Exactly as given, repeat all of the entries.

-- Entries shown --
::::::
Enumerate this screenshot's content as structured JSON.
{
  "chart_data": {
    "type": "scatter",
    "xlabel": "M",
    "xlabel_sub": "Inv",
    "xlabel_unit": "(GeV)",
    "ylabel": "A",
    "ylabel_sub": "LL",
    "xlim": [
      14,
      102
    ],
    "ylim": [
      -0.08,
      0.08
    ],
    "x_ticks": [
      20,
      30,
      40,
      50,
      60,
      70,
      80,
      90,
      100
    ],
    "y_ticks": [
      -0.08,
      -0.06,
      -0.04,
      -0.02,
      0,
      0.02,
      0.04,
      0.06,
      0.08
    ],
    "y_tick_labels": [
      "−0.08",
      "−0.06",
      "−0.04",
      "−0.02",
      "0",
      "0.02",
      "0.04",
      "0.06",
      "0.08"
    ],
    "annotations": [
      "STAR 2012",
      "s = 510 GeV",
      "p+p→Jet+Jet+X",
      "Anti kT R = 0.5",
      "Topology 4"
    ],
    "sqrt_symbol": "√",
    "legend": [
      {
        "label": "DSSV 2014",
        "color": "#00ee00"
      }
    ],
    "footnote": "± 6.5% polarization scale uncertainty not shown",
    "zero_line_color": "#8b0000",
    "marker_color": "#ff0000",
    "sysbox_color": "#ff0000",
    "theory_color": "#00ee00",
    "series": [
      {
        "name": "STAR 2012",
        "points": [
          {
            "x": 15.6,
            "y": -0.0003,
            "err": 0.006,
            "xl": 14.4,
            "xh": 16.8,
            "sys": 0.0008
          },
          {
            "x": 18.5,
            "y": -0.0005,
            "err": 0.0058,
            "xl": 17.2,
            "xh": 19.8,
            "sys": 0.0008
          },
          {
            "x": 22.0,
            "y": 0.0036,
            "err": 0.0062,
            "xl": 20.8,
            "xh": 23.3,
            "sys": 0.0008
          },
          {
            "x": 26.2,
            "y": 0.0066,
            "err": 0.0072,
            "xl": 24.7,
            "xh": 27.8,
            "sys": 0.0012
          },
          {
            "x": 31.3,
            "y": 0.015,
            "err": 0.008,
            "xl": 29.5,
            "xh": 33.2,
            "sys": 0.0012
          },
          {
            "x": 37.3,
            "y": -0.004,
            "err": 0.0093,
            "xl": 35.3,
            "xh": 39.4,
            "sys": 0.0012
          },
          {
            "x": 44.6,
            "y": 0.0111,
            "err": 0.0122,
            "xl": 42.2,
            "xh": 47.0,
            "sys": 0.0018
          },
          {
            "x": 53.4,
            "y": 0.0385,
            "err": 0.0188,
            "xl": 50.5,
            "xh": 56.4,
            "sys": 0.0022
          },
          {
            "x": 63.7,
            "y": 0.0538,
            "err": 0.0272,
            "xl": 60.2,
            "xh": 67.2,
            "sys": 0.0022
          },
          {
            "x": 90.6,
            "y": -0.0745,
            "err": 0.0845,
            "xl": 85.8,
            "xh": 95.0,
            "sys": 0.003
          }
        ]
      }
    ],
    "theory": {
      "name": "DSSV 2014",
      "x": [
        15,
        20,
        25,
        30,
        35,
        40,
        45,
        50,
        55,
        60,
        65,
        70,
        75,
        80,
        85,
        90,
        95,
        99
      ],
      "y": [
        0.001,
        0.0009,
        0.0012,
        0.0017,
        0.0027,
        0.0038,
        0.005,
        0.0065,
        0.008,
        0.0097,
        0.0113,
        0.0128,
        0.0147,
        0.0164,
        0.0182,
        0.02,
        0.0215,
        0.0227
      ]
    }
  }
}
::::::
-- Result below --
Enumerate this screenshot's content as structured JSON.
{
  "chart_data": {
    "type": "scatter",
    "xlabel": "M",
    "xlabel_sub": "Inv",
    "xlabel_unit": "(GeV)",
    "ylabel": "A",
    "ylabel_sub": "LL",
    "xlim": [
      14,
      102
    ],
    "ylim": [
      -0.08,
      0.08
    ],
    "x_ticks": [
      20,
      30,
      40,
      50,
      60,
      70,
      80,
      90,
      100
    ],
    "y_ticks": [
      -0.08,
      -0.06,
      -0.04,
      -0.02,
      0,
      0.02,
      0.04,
      0.06,
      0.08
    ],
    "y_tick_labels": [
      "−0.08",
      "−0.06",
      "−0.04",
      "−0.02",
      "0",
      "0.02",
      "0.04",
      "0.06",
      "0.08"
    ],
    "annotations": [
      "STAR 2012",
      "s = 510 GeV",
      "p+p→Jet+Jet+X",
      "Anti kT R = 0.5",
      "Topology 4"
    ],
    "sqrt_symbol": "√",
    "legend": [
      {
        "label": "DSSV 2014",
        "color": "#00ee00"
      }
    ],
    "footnote": "± 6.5% polarization scale uncertainty not shown",
    "zero_line_color": "#8b0000",
    "marker_color": "#ff0000",
    "sysbox_color": "#ff0000",
    "theory_color": "#00ee00",
    "series": [
      {
        "name": "STAR 2012",
        "points": [
          {
            "x": 15.6,
            "y": -0.0003,
            "err": 0.006,
            "xl": 14.4,
            "xh": 16.8,
            "sys": 0.0008
          },
          {
            "x": 18.5,
            "y": -0.0005,
            "err": 0.0058,
            "xl": 17.2,
            "xh": 19.8,
            "sys": 0.0008
          },
          {
            "x": 22.0,
            "y": 0.0036,
            "err": 0.0062,
            "xl": 20.8,
            "xh": 23.3,
            "sys": 0.0008
          },
          {
            "x": 26.2,
            "y": 0.0066,
            "err": 0.0072,
            "xl": 24.7,
            "xh": 27.8,
            "sys": 0.0012
          },
          {
            "x": 31.3,
            "y": 0.015,
            "err": 0.008,
            "xl": 29.5,
            "xh": 33.2,
            "sys": 0.0012
          },
          {
            "x": 37.3,
            "y": -0.004,
            "err": 0.0093,
            "xl": 35.3,
            "xh": 39.4,
            "sys": 0.0012
          },
          {
            "x": 44.6,
            "y": 0.0111,
            "err": 0.0122,
            "xl": 42.2,
            "xh": 47.0,
            "sys": 0.0018
          },
          {
            "x": 53.4,
            "y": 0.0385,
            "err": 0.0188,
            "xl": 50.5,
            "xh": 56.4,
            "sys": 0.0022
          },
          {
            "x": 63.7,
            "y": 0.0538,
            "err": 0.0272,
            "xl": 60.2,
            "xh": 67.2,
            "sys": 0.0022
          },
          {
            "x": 90.6,
            "y": -0.0745,
            "err": 0.0845,
            "xl": 85.8,
            "xh": 95.0,
            "sys": 0.003
          }
        ]
      }
    ],
    "theory": {
      "name": "DSSV 2014",
      "x": [
        15,
        20,
        25,
        30,
        35,
        40,
        45,
        50,
        55,
        60,
        65,
        70,
        75,
        80,
        85,
        90,
        95,
        99
      ],
      "y": [
        0.001,
        0.0009,
        0.0012,
        0.0017,
        0.0027,
        0.0038,
        0.005,
        0.0065,
        0.008,
        0.0097,
        0.0113,
        0.0128,
        0.0147,
        0.0164,
        0.0182,
        0.02,
        0.0215,
        0.0227
      ]
    }
  }
}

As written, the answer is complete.